SUPPLIED DATA start

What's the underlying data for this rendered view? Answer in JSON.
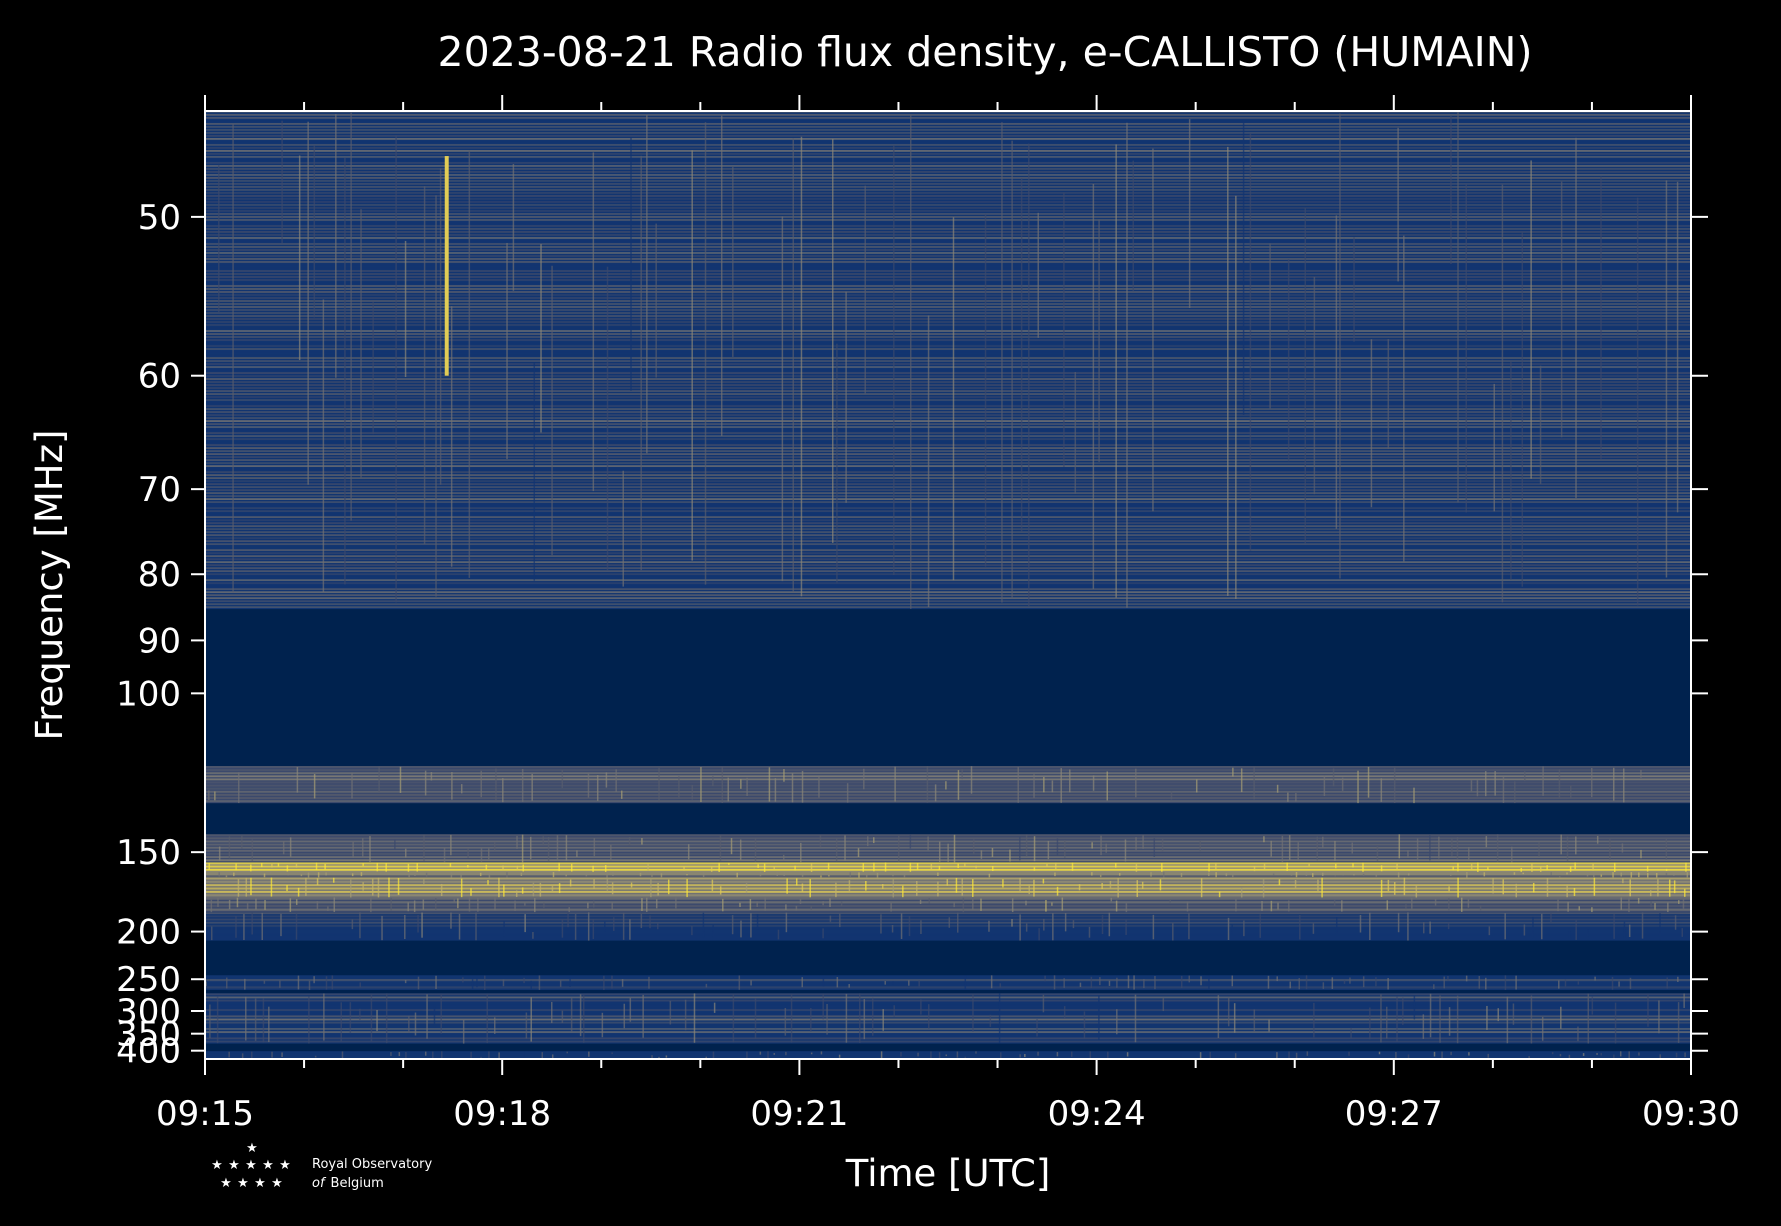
{
  "chart_data": {
    "type": "heatmap",
    "title": "2023-08-21 Radio flux density, e-CALLISTO (HUMAIN)",
    "xlabel": "Time [UTC]",
    "ylabel": "Frequency [MHz]",
    "x_ticks": [
      "09:15",
      "09:18",
      "09:21",
      "09:24",
      "09:27",
      "09:30"
    ],
    "x_tick_minutes": [
      0,
      3,
      6,
      9,
      12,
      15
    ],
    "xlim_minutes": [
      0,
      15
    ],
    "y_ticks": [
      50,
      60,
      70,
      80,
      90,
      100,
      150,
      200,
      250,
      300,
      350,
      400
    ],
    "y_scale": "reciprocal",
    "ylim": [
      45,
      430
    ],
    "colormap": [
      "#00224e",
      "#123570",
      "#3b496c",
      "#575d6d",
      "#707173",
      "#8a8678",
      "#a59c74",
      "#c3b369",
      "#e1cc55",
      "#fee838"
    ],
    "bands": [
      {
        "fmin": 45,
        "fmax": 85,
        "level": 0.28
      },
      {
        "fmin": 85,
        "fmax": 118,
        "level": 0.0
      },
      {
        "fmin": 118,
        "fmax": 130,
        "level": 0.42
      },
      {
        "fmin": 130,
        "fmax": 142,
        "level": 0.0
      },
      {
        "fmin": 142,
        "fmax": 155,
        "level": 0.38
      },
      {
        "fmin": 155,
        "fmax": 160,
        "level": 0.95
      },
      {
        "fmin": 160,
        "fmax": 163,
        "level": 0.55
      },
      {
        "fmin": 163,
        "fmax": 175,
        "level": 0.8
      },
      {
        "fmin": 175,
        "fmax": 185,
        "level": 0.45
      },
      {
        "fmin": 185,
        "fmax": 208,
        "level": 0.25
      },
      {
        "fmin": 208,
        "fmax": 245,
        "level": 0.0
      },
      {
        "fmin": 245,
        "fmax": 265,
        "level": 0.22
      },
      {
        "fmin": 265,
        "fmax": 270,
        "level": 0.0
      },
      {
        "fmin": 270,
        "fmax": 378,
        "level": 0.27
      },
      {
        "fmin": 378,
        "fmax": 402,
        "level": 0.0
      },
      {
        "fmin": 402,
        "fmax": 430,
        "level": 0.25
      }
    ],
    "bursts": [
      {
        "t_min": 2.42,
        "t_max": 2.46,
        "fmin": 47,
        "fmax": 60,
        "level": 0.9
      }
    ]
  },
  "logo": {
    "line1": "Royal Observatory",
    "line2_italic": "of",
    "line2": "Belgium"
  },
  "colors": {
    "background": "#000000",
    "axes": "#ffffff",
    "text": "#ffffff"
  }
}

SUPPLIED DATA end

**WHAT IS EXPECTED:**
Reproduce the entries above without change, omitting all pictures.

**THE OUTPUT:**
What's the underlying data for this rendered view? Answer in JSON.
{
  "chart_data": {
    "type": "heatmap",
    "title": "2023-08-21 Radio flux density, e-CALLISTO (HUMAIN)",
    "xlabel": "Time [UTC]",
    "ylabel": "Frequency [MHz]",
    "x_ticks": [
      "09:15",
      "09:18",
      "09:21",
      "09:24",
      "09:27",
      "09:30"
    ],
    "x_tick_minutes": [
      0,
      3,
      6,
      9,
      12,
      15
    ],
    "xlim_minutes": [
      0,
      15
    ],
    "y_ticks": [
      50,
      60,
      70,
      80,
      90,
      100,
      150,
      200,
      250,
      300,
      350,
      400
    ],
    "y_scale": "reciprocal",
    "ylim": [
      45,
      430
    ],
    "colormap": [
      "#00224e",
      "#123570",
      "#3b496c",
      "#575d6d",
      "#707173",
      "#8a8678",
      "#a59c74",
      "#c3b369",
      "#e1cc55",
      "#fee838"
    ],
    "bands": [
      {
        "fmin": 45,
        "fmax": 85,
        "level": 0.28
      },
      {
        "fmin": 85,
        "fmax": 118,
        "level": 0.0
      },
      {
        "fmin": 118,
        "fmax": 130,
        "level": 0.42
      },
      {
        "fmin": 130,
        "fmax": 142,
        "level": 0.0
      },
      {
        "fmin": 142,
        "fmax": 155,
        "level": 0.38
      },
      {
        "fmin": 155,
        "fmax": 160,
        "level": 0.95
      },
      {
        "fmin": 160,
        "fmax": 163,
        "level": 0.55
      },
      {
        "fmin": 163,
        "fmax": 175,
        "level": 0.8
      },
      {
        "fmin": 175,
        "fmax": 185,
        "level": 0.45
      },
      {
        "fmin": 185,
        "fmax": 208,
        "level": 0.25
      },
      {
        "fmin": 208,
        "fmax": 245,
        "level": 0.0
      },
      {
        "fmin": 245,
        "fmax": 265,
        "level": 0.22
      },
      {
        "fmin": 265,
        "fmax": 270,
        "level": 0.0
      },
      {
        "fmin": 270,
        "fmax": 378,
        "level": 0.27
      },
      {
        "fmin": 378,
        "fmax": 402,
        "level": 0.0
      },
      {
        "fmin": 402,
        "fmax": 430,
        "level": 0.25
      }
    ],
    "bursts": [
      {
        "t_min": 2.42,
        "t_max": 2.46,
        "fmin": 47,
        "fmax": 60,
        "level": 0.9
      }
    ]
  },
  "logo": {
    "line1": "Royal Observatory",
    "line2_italic": "of",
    "line2": "Belgium"
  },
  "colors": {
    "background": "#000000",
    "axes": "#ffffff",
    "text": "#ffffff"
  }
}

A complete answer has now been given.